**** DATA TO PROCESS ****

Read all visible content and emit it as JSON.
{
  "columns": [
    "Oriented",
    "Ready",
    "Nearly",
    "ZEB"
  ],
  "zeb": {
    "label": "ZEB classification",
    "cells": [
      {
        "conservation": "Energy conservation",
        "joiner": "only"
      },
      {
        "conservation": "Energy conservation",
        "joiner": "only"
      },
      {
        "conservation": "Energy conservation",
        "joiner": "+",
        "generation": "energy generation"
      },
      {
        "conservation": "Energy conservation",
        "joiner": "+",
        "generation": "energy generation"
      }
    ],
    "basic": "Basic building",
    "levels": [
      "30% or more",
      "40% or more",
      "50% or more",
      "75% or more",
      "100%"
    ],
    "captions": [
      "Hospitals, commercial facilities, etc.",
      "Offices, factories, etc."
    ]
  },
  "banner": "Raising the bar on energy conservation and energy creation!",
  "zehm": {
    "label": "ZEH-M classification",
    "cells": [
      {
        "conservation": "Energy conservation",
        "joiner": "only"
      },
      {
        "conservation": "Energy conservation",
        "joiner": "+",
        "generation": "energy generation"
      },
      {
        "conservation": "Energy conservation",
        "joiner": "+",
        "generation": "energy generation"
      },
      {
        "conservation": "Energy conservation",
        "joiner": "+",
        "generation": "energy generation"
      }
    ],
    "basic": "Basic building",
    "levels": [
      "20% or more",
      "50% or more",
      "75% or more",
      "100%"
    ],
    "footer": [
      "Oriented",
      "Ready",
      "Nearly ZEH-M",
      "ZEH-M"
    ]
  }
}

****

SET TASK:
Send back all of the entries exactly, with nothing missing.

RESPONSE FOR THIS EXERCISE:
Read all visible content and emit it as JSON.
{
  "columns": [
    "Oriented",
    "Ready",
    "Nearly",
    "ZEB"
  ],
  "zeb": {
    "label": "ZEB classification",
    "cells": [
      {
        "conservation": "Energy conservation",
        "joiner": "only"
      },
      {
        "conservation": "Energy conservation",
        "joiner": "only"
      },
      {
        "conservation": "Energy conservation",
        "joiner": "+",
        "generation": "energy generation"
      },
      {
        "conservation": "Energy conservation",
        "joiner": "+",
        "generation": "energy generation"
      }
    ],
    "basic": "Basic building",
    "levels": [
      "30% or more",
      "40% or more",
      "50% or more",
      "75% or more",
      "100%"
    ],
    "captions": [
      "Hospitals, commercial facilities, etc.",
      "Offices, factories, etc."
    ]
  },
  "banner": "Raising the bar on energy conservation and energy creation!",
  "zehm": {
    "label": "ZEH-M classification",
    "cells": [
      {
        "conservation": "Energy conservation",
        "joiner": "only"
      },
      {
        "conservation": "Energy conservation",
        "joiner": "+",
        "generation": "energy generation"
      },
      {
        "conservation": "Energy conservation",
        "joiner": "+",
        "generation": "energy generation"
      },
      {
        "conservation": "Energy conservation",
        "joiner": "+",
        "generation": "energy generation"
      }
    ],
    "basic": "Basic building",
    "levels": [
      "20% or more",
      "50% or more",
      "75% or more",
      "100%"
    ],
    "footer": [
      "Oriented",
      "Ready",
      "Nearly ZEH-M",
      "ZEH-M"
    ]
  }
}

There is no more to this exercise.